══ TASK INPUTS ══
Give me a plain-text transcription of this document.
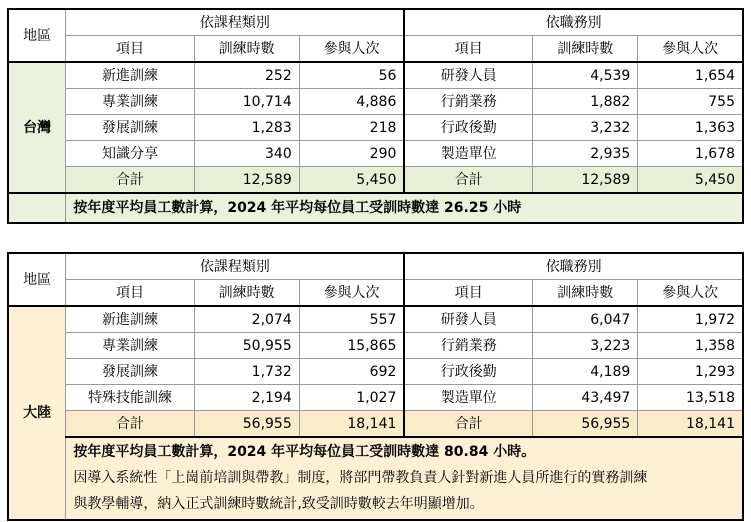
地區	依課程類別			依職務別		
	項目	訓練時數	參與人次	項目	訓練時數	參與人次
台灣	新進訓練	252	56	研發人員	4,539	1,654
	專業訓練	10,714	4,886	行銷業務	1,882	755
	發展訓練	1,283	218	行政後勤	3,232	1,363
	知識分享	340	290	製造單位	2,935	1,678
	合計	12,589	5,450	合計	12,589	5,450
	按年度平均員工數計算，2024 年平均每位員工受訓時數達 26.25 小時					
地區	依課程類別			依職務別		
	項目	訓練時數	參與人次	項目	訓練時數	參與人次
大陸	新進訓練	2,074	557	研發人員	6,047	1,972
	專業訓練	50,955	15,865	行銷業務	3,223	1,358
	發展訓練	1,732	692	行政後勤	4,189	1,293
	特殊技能訓練	2,194	1,027	製造單位	43,497	13,518
	合計	56,955	18,141	合計	56,955	18,141

	按年度平均員工數計算，2024 年平均每位員工受訓時數達 80.84 小時。
因導入系統性「上崗前培訓與帶教」制度，將部門帶教負責人針對新進人員所進行的實務訓練
與教學輔導，納入正式訓練時數統計,致受訓時數較去年明顯增加。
═══
Find the word "行政後勤" in the entries, and copy every line it shows up in.

__RESULT OF THIS EXERCISE__
	發展訓練	1,283	218	行政後勤	3,232	1,363
	發展訓練	1,732	692	行政後勤	4,189	1,293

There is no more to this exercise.